**Extrait choisi**:
________________________
Émile Poulat : Ce que nous dit Olivier Chaline est clair, ferme, sûr, ample.
J’ai quand même retenu une chose, qui me semble très importante dans ce qu’il a dit, c’est que “Histoire universelle” est une expression qui a une très longue histoire et dont le sens a varié au cours de son histoire. Par conséquent, quand on s’interroge sur l’Histoire universelle il faut dire « au sens actuel du mot » qui ne pouvait être celui de Bossuet ou celui de tant d’autres philosophes, théologiens ou historiens.
Je voudrais essayer de prolonger dans deux directions. La première, vous avez évoqué Henri Berr, je pense à sa collection L’évolution de l’humanité, une œuvre inachevée en 150 volumes, parallèlement aux Annales, la revue de Strasbourg. Et puis surtout je pense qu’actuellement à l’UNESCO il y a la grande entreprise sur l’histoire, puis la nouvelle histoire du développement scientifique et culturel de l’humanité qui est une entreprise internationale. Si elle traîne c’est parce que la grande difficulté vient des religions, des mondes non européens, non chrétiens. On ne trouve pas de spécialiste dans ces pays qui se reconnaissent dans la science de nos savants européens. Depuis dix ans, on cherche des spécialistes pour la période moderne et contemporaine, on n’en trouve pas. C’est pratiquement ce domaine qui bloque cette entreprise.
Deuxième direction. J’ai été très, très sensible à la dernière partie de votre exposé parce qu’il y a dans cette fresque de l’Histoire universelle tout un chapitre aujourd’hui oublié, négligé et lié à la crise moderniste. Nous avons eu des Histoires universelles de l’Église tout au long du XIXe siècle et tout ça a sombré corps et biens dans la nuit. Nous avons à faire désormais à une histoire critique du christianisme, et non plus de l’Eglise. De là l’importance de la reprise finale que vous avez faite pour établir ce que pourrait être dans ces conditions une nouvelle histoire de l’Eglise attachée à tout ce que néglige ou ignore l’histoire du christianisme.
________________________
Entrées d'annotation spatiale
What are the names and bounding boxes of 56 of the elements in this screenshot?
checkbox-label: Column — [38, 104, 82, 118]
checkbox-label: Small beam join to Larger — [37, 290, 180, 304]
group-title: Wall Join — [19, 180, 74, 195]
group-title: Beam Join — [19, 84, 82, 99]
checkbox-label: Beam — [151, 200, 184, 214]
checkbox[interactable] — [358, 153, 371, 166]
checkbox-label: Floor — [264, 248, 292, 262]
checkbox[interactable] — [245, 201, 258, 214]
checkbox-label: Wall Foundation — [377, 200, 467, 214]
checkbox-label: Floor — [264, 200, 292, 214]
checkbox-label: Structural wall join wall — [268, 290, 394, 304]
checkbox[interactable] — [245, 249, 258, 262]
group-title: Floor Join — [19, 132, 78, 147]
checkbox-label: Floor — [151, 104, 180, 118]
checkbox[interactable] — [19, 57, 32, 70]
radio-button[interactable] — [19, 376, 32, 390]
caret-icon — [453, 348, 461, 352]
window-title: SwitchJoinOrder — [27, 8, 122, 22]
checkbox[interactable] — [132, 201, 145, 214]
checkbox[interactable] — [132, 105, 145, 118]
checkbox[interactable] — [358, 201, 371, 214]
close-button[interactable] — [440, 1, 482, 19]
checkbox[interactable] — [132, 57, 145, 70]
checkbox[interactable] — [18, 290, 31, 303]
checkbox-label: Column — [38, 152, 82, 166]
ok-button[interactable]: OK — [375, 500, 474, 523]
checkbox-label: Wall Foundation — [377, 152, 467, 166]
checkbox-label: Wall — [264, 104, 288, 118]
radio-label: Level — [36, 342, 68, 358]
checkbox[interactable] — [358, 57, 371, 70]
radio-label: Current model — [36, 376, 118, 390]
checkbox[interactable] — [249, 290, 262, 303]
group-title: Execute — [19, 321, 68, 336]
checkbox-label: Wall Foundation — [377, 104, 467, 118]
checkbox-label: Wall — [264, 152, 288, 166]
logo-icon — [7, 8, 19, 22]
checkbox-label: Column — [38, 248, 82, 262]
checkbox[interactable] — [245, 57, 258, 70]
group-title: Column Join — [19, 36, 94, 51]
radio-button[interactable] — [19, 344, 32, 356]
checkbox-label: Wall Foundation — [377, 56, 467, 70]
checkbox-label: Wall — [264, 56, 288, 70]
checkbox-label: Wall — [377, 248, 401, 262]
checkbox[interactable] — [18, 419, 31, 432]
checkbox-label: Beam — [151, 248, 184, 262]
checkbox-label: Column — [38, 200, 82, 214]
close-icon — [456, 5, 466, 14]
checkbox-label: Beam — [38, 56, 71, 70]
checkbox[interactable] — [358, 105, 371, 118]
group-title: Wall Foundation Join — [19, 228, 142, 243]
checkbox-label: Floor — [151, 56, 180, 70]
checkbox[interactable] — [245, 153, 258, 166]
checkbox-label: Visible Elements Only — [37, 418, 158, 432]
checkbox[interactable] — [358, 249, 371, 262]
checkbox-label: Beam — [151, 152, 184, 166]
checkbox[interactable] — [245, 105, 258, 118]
________________________
**Consignes**:
1. Traduisez en anglais la phrase suivante de l'extrait sur l'Histoire universelle : « Je voudrais essayer de prolonger dans deux directions. »
2. Résumez en deux phrases l'extrait sur l'Histoire universelle.
3. Recopiez fidèlement le passage de l'extrait sur l'Histoire universelle qui commence par « J’ai quand même » et se poursuit jusqu'à « théologiens ou historiens. ».

**Corrigés**:
1. I would like to try to extend this in two directions.

2. L'expression « Histoire universelle » a une très longue histoire et son sens a varié, si bien qu'il faut la comprendre au sens actuel du mot. La grande entreprise internationale de l'UNESCO sur l'histoire de l'humanité est bloquée par la difficulté venant des mondes non européens et non chrétiens, où l'on ne trouve pas de spécialistes pour la période moderne et contemporaine, tandis que les Histoires universelles de l'Église du XIXe siècle ont sombré et cédé la place à une histoire critique du christianisme.

3.
J’ai quand même retenu une chose, qui me semble très importante dans ce qu’il a dit, c’est que “Histoire universelle” est une expression qui a une très longue histoire et dont le sens a varié au cours de son histoire. Par conséquent, quand on s’interroge sur l’Histoire universelle il faut dire « au sens actuel du mot » qui ne pouvait être celui de Bossuet ou celui de tant d’autres philosophes, théologiens ou historiens.